**Problem to solve**
Which lines hold the string "六楼北熙园厅"? Copy every one of them.

:::

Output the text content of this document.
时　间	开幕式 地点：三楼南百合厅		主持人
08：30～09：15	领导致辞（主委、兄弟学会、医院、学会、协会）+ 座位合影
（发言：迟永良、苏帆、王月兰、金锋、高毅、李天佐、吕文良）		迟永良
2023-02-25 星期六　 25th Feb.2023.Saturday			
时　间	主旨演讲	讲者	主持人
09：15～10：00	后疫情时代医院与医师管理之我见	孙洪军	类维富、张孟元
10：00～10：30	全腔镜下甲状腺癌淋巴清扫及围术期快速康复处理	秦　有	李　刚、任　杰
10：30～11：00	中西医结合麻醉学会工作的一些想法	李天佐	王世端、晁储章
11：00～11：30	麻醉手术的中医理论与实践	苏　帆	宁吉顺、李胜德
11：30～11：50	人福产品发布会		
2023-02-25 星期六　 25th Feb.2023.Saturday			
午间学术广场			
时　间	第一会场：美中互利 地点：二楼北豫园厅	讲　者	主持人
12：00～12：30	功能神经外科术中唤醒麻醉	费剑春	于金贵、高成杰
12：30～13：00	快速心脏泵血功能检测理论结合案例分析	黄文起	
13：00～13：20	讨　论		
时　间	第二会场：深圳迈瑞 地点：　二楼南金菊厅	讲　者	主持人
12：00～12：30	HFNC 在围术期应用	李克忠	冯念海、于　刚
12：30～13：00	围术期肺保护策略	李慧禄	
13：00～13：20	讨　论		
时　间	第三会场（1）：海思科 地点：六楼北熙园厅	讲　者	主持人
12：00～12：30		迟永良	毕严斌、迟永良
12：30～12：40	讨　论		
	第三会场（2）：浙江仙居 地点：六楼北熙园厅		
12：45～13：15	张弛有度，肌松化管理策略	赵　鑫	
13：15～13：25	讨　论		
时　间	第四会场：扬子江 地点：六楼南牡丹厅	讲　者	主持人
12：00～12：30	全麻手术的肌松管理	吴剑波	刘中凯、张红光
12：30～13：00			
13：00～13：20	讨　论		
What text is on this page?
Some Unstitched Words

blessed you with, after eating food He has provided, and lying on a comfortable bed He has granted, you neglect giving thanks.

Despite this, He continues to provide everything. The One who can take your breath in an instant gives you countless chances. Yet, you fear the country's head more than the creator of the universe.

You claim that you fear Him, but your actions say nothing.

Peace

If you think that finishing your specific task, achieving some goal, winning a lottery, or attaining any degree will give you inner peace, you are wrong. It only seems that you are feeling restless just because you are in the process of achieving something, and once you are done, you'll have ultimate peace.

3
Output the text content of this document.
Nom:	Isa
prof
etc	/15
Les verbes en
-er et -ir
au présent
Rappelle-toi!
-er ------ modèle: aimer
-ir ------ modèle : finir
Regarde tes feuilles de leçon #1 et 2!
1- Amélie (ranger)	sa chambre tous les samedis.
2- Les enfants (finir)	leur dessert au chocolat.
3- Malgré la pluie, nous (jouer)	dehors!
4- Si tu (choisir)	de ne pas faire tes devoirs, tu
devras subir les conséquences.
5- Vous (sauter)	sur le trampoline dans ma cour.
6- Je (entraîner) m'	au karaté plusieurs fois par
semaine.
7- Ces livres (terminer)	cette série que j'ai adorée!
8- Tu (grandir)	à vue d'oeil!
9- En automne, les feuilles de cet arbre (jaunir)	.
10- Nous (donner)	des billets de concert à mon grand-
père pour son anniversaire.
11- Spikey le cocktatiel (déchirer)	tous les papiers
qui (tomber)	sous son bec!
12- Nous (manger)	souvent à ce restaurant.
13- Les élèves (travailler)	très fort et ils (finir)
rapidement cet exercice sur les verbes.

:::

**Task result**
时　间	第三会场（1）：海思科 地点：六楼北熙园厅	讲　者	主持人
	第三会场（2）：浙江仙居 地点：六楼北熙园厅		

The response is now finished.